>>>>>

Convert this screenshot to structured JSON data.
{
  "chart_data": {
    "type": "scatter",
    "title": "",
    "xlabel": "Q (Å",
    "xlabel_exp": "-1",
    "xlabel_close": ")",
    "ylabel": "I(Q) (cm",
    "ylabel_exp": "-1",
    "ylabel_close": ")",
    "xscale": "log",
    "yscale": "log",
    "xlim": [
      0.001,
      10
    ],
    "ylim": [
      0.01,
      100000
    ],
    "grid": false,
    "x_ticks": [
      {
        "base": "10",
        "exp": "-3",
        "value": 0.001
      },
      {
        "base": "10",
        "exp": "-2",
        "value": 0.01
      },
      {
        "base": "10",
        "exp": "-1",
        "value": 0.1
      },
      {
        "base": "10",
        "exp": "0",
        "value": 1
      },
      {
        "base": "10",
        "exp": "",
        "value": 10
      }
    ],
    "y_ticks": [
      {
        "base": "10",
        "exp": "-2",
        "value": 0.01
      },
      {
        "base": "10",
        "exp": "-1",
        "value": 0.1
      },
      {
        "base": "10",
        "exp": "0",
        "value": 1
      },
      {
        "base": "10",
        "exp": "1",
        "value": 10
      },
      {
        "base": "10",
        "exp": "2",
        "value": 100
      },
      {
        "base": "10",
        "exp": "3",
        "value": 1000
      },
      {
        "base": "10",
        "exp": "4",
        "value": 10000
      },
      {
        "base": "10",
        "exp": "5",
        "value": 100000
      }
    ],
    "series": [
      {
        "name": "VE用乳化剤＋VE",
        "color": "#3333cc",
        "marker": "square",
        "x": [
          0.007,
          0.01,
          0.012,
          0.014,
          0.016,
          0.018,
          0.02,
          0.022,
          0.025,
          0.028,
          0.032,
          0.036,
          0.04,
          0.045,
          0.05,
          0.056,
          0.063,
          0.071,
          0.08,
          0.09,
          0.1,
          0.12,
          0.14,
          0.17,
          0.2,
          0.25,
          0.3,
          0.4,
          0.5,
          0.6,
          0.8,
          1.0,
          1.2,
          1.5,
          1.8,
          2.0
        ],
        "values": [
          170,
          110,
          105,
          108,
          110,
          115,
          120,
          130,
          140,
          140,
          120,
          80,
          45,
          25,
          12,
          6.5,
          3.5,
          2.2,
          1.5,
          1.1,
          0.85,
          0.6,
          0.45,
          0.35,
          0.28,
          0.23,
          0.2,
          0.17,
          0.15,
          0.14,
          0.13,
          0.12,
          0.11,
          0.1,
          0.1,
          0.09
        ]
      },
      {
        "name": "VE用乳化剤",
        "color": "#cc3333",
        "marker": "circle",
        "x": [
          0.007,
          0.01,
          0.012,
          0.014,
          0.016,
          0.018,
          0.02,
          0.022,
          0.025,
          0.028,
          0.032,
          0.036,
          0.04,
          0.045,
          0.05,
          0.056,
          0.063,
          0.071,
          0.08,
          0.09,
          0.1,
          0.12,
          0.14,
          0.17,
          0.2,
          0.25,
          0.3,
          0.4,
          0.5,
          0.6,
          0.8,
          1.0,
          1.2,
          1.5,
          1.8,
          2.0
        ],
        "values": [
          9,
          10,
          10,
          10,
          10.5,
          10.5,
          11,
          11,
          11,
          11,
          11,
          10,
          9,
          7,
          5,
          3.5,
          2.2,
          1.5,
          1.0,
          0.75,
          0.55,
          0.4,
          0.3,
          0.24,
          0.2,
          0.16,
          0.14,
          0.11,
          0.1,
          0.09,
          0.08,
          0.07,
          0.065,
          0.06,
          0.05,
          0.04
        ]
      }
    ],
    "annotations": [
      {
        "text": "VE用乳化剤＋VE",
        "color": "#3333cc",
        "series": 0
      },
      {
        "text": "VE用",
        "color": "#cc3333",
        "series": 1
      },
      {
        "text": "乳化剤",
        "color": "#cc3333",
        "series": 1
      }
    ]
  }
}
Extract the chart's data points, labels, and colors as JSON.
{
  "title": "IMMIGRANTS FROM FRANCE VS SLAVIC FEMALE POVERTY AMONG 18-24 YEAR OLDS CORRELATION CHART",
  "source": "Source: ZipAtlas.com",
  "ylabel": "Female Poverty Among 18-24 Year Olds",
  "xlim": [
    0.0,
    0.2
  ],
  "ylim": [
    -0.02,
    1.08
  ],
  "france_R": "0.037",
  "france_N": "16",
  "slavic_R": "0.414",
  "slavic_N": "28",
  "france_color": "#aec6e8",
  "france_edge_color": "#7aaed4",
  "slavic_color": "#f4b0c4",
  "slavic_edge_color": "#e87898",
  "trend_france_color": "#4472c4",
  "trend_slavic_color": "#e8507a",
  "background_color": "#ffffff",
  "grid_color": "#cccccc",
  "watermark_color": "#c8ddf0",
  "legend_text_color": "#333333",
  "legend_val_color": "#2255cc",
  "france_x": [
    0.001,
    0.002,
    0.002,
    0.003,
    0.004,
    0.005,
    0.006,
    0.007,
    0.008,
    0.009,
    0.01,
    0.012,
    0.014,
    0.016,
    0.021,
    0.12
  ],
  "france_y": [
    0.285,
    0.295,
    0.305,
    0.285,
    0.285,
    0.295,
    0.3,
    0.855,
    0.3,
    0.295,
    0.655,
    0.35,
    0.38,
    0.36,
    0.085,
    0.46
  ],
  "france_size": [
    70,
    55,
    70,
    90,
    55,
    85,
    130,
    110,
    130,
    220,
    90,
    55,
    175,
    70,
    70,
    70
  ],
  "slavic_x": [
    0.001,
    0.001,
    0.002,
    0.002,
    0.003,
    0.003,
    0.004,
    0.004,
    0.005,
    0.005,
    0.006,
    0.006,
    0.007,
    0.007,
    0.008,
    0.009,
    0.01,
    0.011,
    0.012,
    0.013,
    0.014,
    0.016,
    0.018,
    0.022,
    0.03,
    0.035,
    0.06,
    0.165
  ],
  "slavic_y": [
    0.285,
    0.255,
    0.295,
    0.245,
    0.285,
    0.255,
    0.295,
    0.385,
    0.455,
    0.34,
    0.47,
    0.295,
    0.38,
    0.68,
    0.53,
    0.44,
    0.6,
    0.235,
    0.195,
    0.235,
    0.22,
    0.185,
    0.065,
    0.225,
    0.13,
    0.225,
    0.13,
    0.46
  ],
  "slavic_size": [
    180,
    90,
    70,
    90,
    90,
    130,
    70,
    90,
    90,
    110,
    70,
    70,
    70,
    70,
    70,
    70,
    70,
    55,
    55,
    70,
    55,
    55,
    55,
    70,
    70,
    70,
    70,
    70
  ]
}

<<<<<

Quote the listing in full, please, keeping every line exact.

Convert this screenshot to structured JSON data.
{
  "chart_data": {
    "type": "scatter",
    "title": "",
    "xlabel": "Q (Å",
    "xlabel_exp": "-1",
    "xlabel_close": ")",
    "ylabel": "I(Q) (cm",
    "ylabel_exp": "-1",
    "ylabel_close": ")",
    "xscale": "log",
    "yscale": "log",
    "xlim": [
      0.001,
      10
    ],
    "ylim": [
      0.01,
      100000
    ],
    "grid": false,
    "x_ticks": [
      {
        "base": "10",
        "exp": "-3",
        "value": 0.001
      },
      {
        "base": "10",
        "exp": "-2",
        "value": 0.01
      },
      {
        "base": "10",
        "exp": "-1",
        "value": 0.1
      },
      {
        "base": "10",
        "exp": "0",
        "value": 1
      },
      {
        "base": "10",
        "exp": "",
        "value": 10
      }
    ],
    "y_ticks": [
      {
        "base": "10",
        "exp": "-2",
        "value": 0.01
      },
      {
        "base": "10",
        "exp": "-1",
        "value": 0.1
      },
      {
        "base": "10",
        "exp": "0",
        "value": 1
      },
      {
        "base": "10",
        "exp": "1",
        "value": 10
      },
      {
        "base": "10",
        "exp": "2",
        "value": 100
      },
      {
        "base": "10",
        "exp": "3",
        "value": 1000
      },
      {
        "base": "10",
        "exp": "4",
        "value": 10000
      },
      {
        "base": "10",
        "exp": "5",
        "value": 100000
      }
    ],
    "series": [
      {
        "name": "VE用乳化剤＋VE",
        "color": "#3333cc",
        "marker": "square",
        "x": [
          0.007,
          0.01,
          0.012,
          0.014,
          0.016,
          0.018,
          0.02,
          0.022,
          0.025,
          0.028,
          0.032,
          0.036,
          0.04,
          0.045,
          0.05,
          0.056,
          0.063,
          0.071,
          0.08,
          0.09,
          0.1,
          0.12,
          0.14,
          0.17,
          0.2,
          0.25,
          0.3,
          0.4,
          0.5,
          0.6,
          0.8,
          1.0,
          1.2,
          1.5,
          1.8,
          2.0
        ],
        "values": [
          170,
          110,
          105,
          108,
          110,
          115,
          120,
          130,
          140,
          140,
          120,
          80,
          45,
          25,
          12,
          6.5,
          3.5,
          2.2,
          1.5,
          1.1,
          0.85,
          0.6,
          0.45,
          0.35,
          0.28,
          0.23,
          0.2,
          0.17,
          0.15,
          0.14,
          0.13,
          0.12,
          0.11,
          0.1,
          0.1,
          0.09
        ]
      },
      {
        "name": "VE用乳化剤",
        "color": "#cc3333",
        "marker": "circle",
        "x": [
          0.007,
          0.01,
          0.012,
          0.014,
          0.016,
          0.018,
          0.02,
          0.022,
          0.025,
          0.028,
          0.032,
          0.036,
          0.04,
          0.045,
          0.05,
          0.056,
          0.063,
          0.071,
          0.08,
          0.09,
          0.1,
          0.12,
          0.14,
          0.17,
          0.2,
          0.25,
          0.3,
          0.4,
          0.5,
          0.6,
          0.8,
          1.0,
          1.2,
          1.5,
          1.8,
          2.0
        ],
        "values": [
          9,
          10,
          10,
          10,
          10.5,
          10.5,
          11,
          11,
          11,
          11,
          11,
          10,
          9,
          7,
          5,
          3.5,
          2.2,
          1.5,
          1.0,
          0.75,
          0.55,
          0.4,
          0.3,
          0.24,
          0.2,
          0.16,
          0.14,
          0.11,
          0.1,
          0.09,
          0.08,
          0.07,
          0.065,
          0.06,
          0.05,
          0.04
        ]
      }
    ],
    "annotations": [
      {
        "text": "VE用乳化剤＋VE",
        "color": "#3333cc",
        "series": 0
      },
      {
        "text": "VE用",
        "color": "#cc3333",
        "series": 1
      },
      {
        "text": "乳化剤",
        "color": "#cc3333",
        "series": 1
      }
    ]
  }
}
Extract the chart's data points, labels, and colors as JSON.
{
  "title": "IMMIGRANTS FROM FRANCE VS SLAVIC FEMALE POVERTY AMONG 18-24 YEAR OLDS CORRELATION CHART",
  "source": "Source: ZipAtlas.com",
  "ylabel": "Female Poverty Among 18-24 Year Olds",
  "xlim": [
    0.0,
    0.2
  ],
  "ylim": [
    -0.02,
    1.08
  ],
  "france_R": "0.037",
  "france_N": "16",
  "slavic_R": "0.414",
  "slavic_N": "28",
  "france_color": "#aec6e8",
  "france_edge_color": "#7aaed4",
  "slavic_color": "#f4b0c4",
  "slavic_edge_color": "#e87898",
  "trend_france_color": "#4472c4",
  "trend_slavic_color": "#e8507a",
  "background_color": "#ffffff",
  "grid_color": "#cccccc",
  "watermark_color": "#c8ddf0",
  "legend_text_color": "#333333",
  "legend_val_color": "#2255cc",
  "france_x": [
    0.001,
    0.002,
    0.002,
    0.003,
    0.004,
    0.005,
    0.006,
    0.007,
    0.008,
    0.009,
    0.01,
    0.012,
    0.014,
    0.016,
    0.021,
    0.12
  ],
  "france_y": [
    0.285,
    0.295,
    0.305,
    0.285,
    0.285,
    0.295,
    0.3,
    0.855,
    0.3,
    0.295,
    0.655,
    0.35,
    0.38,
    0.36,
    0.085,
    0.46
  ],
  "france_size": [
    70,
    55,
    70,
    90,
    55,
    85,
    130,
    110,
    130,
    220,
    90,
    55,
    175,
    70,
    70,
    70
  ],
  "slavic_x": [
    0.001,
    0.001,
    0.002,
    0.002,
    0.003,
    0.003,
    0.004,
    0.004,
    0.005,
    0.005,
    0.006,
    0.006,
    0.007,
    0.007,
    0.008,
    0.009,
    0.01,
    0.011,
    0.012,
    0.013,
    0.014,
    0.016,
    0.018,
    0.022,
    0.03,
    0.035,
    0.06,
    0.165
  ],
  "slavic_y": [
    0.285,
    0.255,
    0.295,
    0.245,
    0.285,
    0.255,
    0.295,
    0.385,
    0.455,
    0.34,
    0.47,
    0.295,
    0.38,
    0.68,
    0.53,
    0.44,
    0.6,
    0.235,
    0.195,
    0.235,
    0.22,
    0.185,
    0.065,
    0.225,
    0.13,
    0.225,
    0.13,
    0.46
  ],
  "slavic_size": [
    180,
    90,
    70,
    90,
    90,
    130,
    70,
    90,
    90,
    110,
    70,
    70,
    70,
    70,
    70,
    70,
    70,
    55,
    55,
    70,
    55,
    55,
    55,
    70,
    70,
    70,
    70,
    70
  ]
}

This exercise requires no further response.